Task objective:
Restate the full set of records exactly, word for word.
* Start Information given *
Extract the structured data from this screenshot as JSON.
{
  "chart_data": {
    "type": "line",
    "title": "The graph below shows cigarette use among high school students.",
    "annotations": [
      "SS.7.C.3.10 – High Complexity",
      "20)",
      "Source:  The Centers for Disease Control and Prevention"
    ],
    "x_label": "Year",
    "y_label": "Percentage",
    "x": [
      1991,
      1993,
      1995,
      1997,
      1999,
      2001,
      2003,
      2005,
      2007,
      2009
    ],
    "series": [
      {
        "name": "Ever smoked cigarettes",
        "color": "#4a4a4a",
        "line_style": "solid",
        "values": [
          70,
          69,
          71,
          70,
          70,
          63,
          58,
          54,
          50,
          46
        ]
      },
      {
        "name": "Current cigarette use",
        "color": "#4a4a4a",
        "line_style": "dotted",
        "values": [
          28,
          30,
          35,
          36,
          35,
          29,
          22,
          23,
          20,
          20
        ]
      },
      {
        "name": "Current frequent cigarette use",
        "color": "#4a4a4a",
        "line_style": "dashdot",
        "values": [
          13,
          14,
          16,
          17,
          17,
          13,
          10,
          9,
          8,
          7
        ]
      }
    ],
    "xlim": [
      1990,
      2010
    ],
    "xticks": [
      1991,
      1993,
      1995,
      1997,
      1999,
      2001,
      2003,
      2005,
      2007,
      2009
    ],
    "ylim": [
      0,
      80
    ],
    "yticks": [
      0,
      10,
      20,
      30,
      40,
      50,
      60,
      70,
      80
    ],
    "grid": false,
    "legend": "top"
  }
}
* End Information given *
Output for this task:
Extract the structured data from this screenshot as JSON.
{
  "chart_data": {
    "type": "line",
    "title": "The graph below shows cigarette use among high school students.",
    "annotations": [
      "SS.7.C.3.10 – High Complexity",
      "20)",
      "Source:  The Centers for Disease Control and Prevention"
    ],
    "x_label": "Year",
    "y_label": "Percentage",
    "x": [
      1991,
      1993,
      1995,
      1997,
      1999,
      2001,
      2003,
      2005,
      2007,
      2009
    ],
    "series": [
      {
        "name": "Ever smoked cigarettes",
        "color": "#4a4a4a",
        "line_style": "solid",
        "values": [
          70,
          69,
          71,
          70,
          70,
          63,
          58,
          54,
          50,
          46
        ]
      },
      {
        "name": "Current cigarette use",
        "color": "#4a4a4a",
        "line_style": "dotted",
        "values": [
          28,
          30,
          35,
          36,
          35,
          29,
          22,
          23,
          20,
          20
        ]
      },
      {
        "name": "Current frequent cigarette use",
        "color": "#4a4a4a",
        "line_style": "dashdot",
        "values": [
          13,
          14,
          16,
          17,
          17,
          13,
          10,
          9,
          8,
          7
        ]
      }
    ],
    "xlim": [
      1990,
      2010
    ],
    "xticks": [
      1991,
      1993,
      1995,
      1997,
      1999,
      2001,
      2003,
      2005,
      2007,
      2009
    ],
    "ylim": [
      0,
      80
    ],
    "yticks": [
      0,
      10,
      20,
      30,
      40,
      50,
      60,
      70,
      80
    ],
    "grid": false,
    "legend": "top"
  }
}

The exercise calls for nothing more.